*** RECORD LIST ***
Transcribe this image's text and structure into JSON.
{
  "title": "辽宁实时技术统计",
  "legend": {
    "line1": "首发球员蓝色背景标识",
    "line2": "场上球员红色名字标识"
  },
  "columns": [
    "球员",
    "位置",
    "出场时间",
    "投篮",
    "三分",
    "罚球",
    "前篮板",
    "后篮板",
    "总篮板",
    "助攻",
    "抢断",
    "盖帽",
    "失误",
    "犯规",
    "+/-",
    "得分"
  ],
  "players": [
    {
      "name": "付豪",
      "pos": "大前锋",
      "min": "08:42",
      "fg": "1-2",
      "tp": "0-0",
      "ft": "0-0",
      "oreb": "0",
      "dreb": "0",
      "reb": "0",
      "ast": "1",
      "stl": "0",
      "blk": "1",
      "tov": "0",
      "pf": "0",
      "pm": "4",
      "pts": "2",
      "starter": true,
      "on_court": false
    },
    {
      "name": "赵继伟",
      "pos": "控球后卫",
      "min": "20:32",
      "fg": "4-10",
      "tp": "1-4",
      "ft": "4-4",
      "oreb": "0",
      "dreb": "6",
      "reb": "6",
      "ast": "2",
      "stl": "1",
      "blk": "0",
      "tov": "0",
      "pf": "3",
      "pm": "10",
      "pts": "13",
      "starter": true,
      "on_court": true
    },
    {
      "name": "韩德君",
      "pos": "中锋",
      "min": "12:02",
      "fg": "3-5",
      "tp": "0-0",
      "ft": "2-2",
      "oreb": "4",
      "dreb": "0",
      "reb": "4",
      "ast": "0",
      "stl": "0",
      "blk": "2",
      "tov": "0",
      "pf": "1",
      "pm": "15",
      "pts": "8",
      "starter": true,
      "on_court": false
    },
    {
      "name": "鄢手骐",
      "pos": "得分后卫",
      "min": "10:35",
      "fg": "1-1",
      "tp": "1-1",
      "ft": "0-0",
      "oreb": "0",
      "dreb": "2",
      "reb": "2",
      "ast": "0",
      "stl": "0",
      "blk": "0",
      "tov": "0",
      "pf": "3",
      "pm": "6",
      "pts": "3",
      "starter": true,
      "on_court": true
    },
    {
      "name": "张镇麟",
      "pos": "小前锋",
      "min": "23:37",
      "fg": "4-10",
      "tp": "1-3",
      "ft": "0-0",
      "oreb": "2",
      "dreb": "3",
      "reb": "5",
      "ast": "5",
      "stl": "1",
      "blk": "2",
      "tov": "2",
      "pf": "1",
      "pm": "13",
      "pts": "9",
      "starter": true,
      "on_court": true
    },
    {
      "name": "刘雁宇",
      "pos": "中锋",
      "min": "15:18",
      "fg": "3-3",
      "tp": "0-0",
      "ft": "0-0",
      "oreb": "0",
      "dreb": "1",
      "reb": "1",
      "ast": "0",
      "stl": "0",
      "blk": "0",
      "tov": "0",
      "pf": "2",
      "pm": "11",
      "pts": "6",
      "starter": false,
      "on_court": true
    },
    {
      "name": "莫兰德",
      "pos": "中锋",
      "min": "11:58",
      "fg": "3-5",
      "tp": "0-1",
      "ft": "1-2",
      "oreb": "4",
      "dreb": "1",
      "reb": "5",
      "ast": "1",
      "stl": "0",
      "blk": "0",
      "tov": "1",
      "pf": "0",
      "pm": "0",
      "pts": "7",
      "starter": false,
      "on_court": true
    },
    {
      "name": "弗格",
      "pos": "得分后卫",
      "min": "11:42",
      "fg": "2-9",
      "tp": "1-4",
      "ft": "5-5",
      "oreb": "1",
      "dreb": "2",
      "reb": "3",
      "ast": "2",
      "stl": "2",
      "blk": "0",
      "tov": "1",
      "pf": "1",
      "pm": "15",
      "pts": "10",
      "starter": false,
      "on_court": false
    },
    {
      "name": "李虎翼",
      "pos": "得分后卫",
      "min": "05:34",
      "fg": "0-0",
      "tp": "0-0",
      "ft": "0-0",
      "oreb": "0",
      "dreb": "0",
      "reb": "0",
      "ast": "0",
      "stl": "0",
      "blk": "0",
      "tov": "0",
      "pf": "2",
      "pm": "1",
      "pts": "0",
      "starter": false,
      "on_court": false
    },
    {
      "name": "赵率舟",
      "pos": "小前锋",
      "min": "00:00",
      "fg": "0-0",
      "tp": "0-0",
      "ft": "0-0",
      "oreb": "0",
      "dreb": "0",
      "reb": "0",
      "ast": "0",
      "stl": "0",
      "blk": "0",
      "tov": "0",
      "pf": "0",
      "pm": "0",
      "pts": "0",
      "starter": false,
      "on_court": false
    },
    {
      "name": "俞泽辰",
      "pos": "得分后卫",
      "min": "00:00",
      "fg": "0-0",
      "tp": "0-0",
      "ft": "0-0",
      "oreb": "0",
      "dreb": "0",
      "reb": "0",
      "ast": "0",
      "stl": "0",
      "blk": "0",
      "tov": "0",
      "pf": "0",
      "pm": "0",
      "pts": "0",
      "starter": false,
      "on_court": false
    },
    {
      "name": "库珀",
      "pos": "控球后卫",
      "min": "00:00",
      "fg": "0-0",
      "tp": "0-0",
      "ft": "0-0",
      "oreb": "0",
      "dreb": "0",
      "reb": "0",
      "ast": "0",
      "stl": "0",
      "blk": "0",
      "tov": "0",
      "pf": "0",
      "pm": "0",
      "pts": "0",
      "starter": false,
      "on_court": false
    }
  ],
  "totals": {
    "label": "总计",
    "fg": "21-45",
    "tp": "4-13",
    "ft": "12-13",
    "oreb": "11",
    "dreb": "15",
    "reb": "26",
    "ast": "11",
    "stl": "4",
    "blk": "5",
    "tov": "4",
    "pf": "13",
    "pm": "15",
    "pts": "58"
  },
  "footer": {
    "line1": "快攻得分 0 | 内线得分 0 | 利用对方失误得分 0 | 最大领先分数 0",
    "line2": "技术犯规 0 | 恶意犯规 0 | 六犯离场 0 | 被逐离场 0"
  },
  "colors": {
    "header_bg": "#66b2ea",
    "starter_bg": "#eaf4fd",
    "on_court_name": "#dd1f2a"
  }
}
***
### EXERCISE GOAL
Provide all the records again, word for word.

### RESULT
Transcribe this image's text and structure into JSON.
{
  "title": "辽宁实时技术统计",
  "legend": {
    "line1": "首发球员蓝色背景标识",
    "line2": "场上球员红色名字标识"
  },
  "columns": [
    "球员",
    "位置",
    "出场时间",
    "投篮",
    "三分",
    "罚球",
    "前篮板",
    "后篮板",
    "总篮板",
    "助攻",
    "抢断",
    "盖帽",
    "失误",
    "犯规",
    "+/-",
    "得分"
  ],
  "players": [
    {
      "name": "付豪",
      "pos": "大前锋",
      "min": "08:42",
      "fg": "1-2",
      "tp": "0-0",
      "ft": "0-0",
      "oreb": "0",
      "dreb": "0",
      "reb": "0",
      "ast": "1",
      "stl": "0",
      "blk": "1",
      "tov": "0",
      "pf": "0",
      "pm": "4",
      "pts": "2",
      "starter": true,
      "on_court": false
    },
    {
      "name": "赵继伟",
      "pos": "控球后卫",
      "min": "20:32",
      "fg": "4-10",
      "tp": "1-4",
      "ft": "4-4",
      "oreb": "0",
      "dreb": "6",
      "reb": "6",
      "ast": "2",
      "stl": "1",
      "blk": "0",
      "tov": "0",
      "pf": "3",
      "pm": "10",
      "pts": "13",
      "starter": true,
      "on_court": true
    },
    {
      "name": "韩德君",
      "pos": "中锋",
      "min": "12:02",
      "fg": "3-5",
      "tp": "0-0",
      "ft": "2-2",
      "oreb": "4",
      "dreb": "0",
      "reb": "4",
      "ast": "0",
      "stl": "0",
      "blk": "2",
      "tov": "0",
      "pf": "1",
      "pm": "15",
      "pts": "8",
      "starter": true,
      "on_court": false
    },
    {
      "name": "鄢手骐",
      "pos": "得分后卫",
      "min": "10:35",
      "fg": "1-1",
      "tp": "1-1",
      "ft": "0-0",
      "oreb": "0",
      "dreb": "2",
      "reb": "2",
      "ast": "0",
      "stl": "0",
      "blk": "0",
      "tov": "0",
      "pf": "3",
      "pm": "6",
      "pts": "3",
      "starter": true,
      "on_court": true
    },
    {
      "name": "张镇麟",
      "pos": "小前锋",
      "min": "23:37",
      "fg": "4-10",
      "tp": "1-3",
      "ft": "0-0",
      "oreb": "2",
      "dreb": "3",
      "reb": "5",
      "ast": "5",
      "stl": "1",
      "blk": "2",
      "tov": "2",
      "pf": "1",
      "pm": "13",
      "pts": "9",
      "starter": true,
      "on_court": true
    },
    {
      "name": "刘雁宇",
      "pos": "中锋",
      "min": "15:18",
      "fg": "3-3",
      "tp": "0-0",
      "ft": "0-0",
      "oreb": "0",
      "dreb": "1",
      "reb": "1",
      "ast": "0",
      "stl": "0",
      "blk": "0",
      "tov": "0",
      "pf": "2",
      "pm": "11",
      "pts": "6",
      "starter": false,
      "on_court": true
    },
    {
      "name": "莫兰德",
      "pos": "中锋",
      "min": "11:58",
      "fg": "3-5",
      "tp": "0-1",
      "ft": "1-2",
      "oreb": "4",
      "dreb": "1",
      "reb": "5",
      "ast": "1",
      "stl": "0",
      "blk": "0",
      "tov": "1",
      "pf": "0",
      "pm": "0",
      "pts": "7",
      "starter": false,
      "on_court": true
    },
    {
      "name": "弗格",
      "pos": "得分后卫",
      "min": "11:42",
      "fg": "2-9",
      "tp": "1-4",
      "ft": "5-5",
      "oreb": "1",
      "dreb": "2",
      "reb": "3",
      "ast": "2",
      "stl": "2",
      "blk": "0",
      "tov": "1",
      "pf": "1",
      "pm": "15",
      "pts": "10",
      "starter": false,
      "on_court": false
    },
    {
      "name": "李虎翼",
      "pos": "得分后卫",
      "min": "05:34",
      "fg": "0-0",
      "tp": "0-0",
      "ft": "0-0",
      "oreb": "0",
      "dreb": "0",
      "reb": "0",
      "ast": "0",
      "stl": "0",
      "blk": "0",
      "tov": "0",
      "pf": "2",
      "pm": "1",
      "pts": "0",
      "starter": false,
      "on_court": false
    },
    {
      "name": "赵率舟",
      "pos": "小前锋",
      "min": "00:00",
      "fg": "0-0",
      "tp": "0-0",
      "ft": "0-0",
      "oreb": "0",
      "dreb": "0",
      "reb": "0",
      "ast": "0",
      "stl": "0",
      "blk": "0",
      "tov": "0",
      "pf": "0",
      "pm": "0",
      "pts": "0",
      "starter": false,
      "on_court": false
    },
    {
      "name": "俞泽辰",
      "pos": "得分后卫",
      "min": "00:00",
      "fg": "0-0",
      "tp": "0-0",
      "ft": "0-0",
      "oreb": "0",
      "dreb": "0",
      "reb": "0",
      "ast": "0",
      "stl": "0",
      "blk": "0",
      "tov": "0",
      "pf": "0",
      "pm": "0",
      "pts": "0",
      "starter": false,
      "on_court": false
    },
    {
      "name": "库珀",
      "pos": "控球后卫",
      "min": "00:00",
      "fg": "0-0",
      "tp": "0-0",
      "ft": "0-0",
      "oreb": "0",
      "dreb": "0",
      "reb": "0",
      "ast": "0",
      "stl": "0",
      "blk": "0",
      "tov": "0",
      "pf": "0",
      "pm": "0",
      "pts": "0",
      "starter": false,
      "on_court": false
    }
  ],
  "totals": {
    "label": "总计",
    "fg": "21-45",
    "tp": "4-13",
    "ft": "12-13",
    "oreb": "11",
    "dreb": "15",
    "reb": "26",
    "ast": "11",
    "stl": "4",
    "blk": "5",
    "tov": "4",
    "pf": "13",
    "pm": "15",
    "pts": "58"
  },
  "footer": {
    "line1": "快攻得分 0 | 内线得分 0 | 利用对方失误得分 0 | 最大领先分数 0",
    "line2": "技术犯规 0 | 恶意犯规 0 | 六犯离场 0 | 被逐离场 0"
  },
  "colors": {
    "header_bg": "#66b2ea",
    "starter_bg": "#eaf4fd",
    "on_court_name": "#dd1f2a"
  }
}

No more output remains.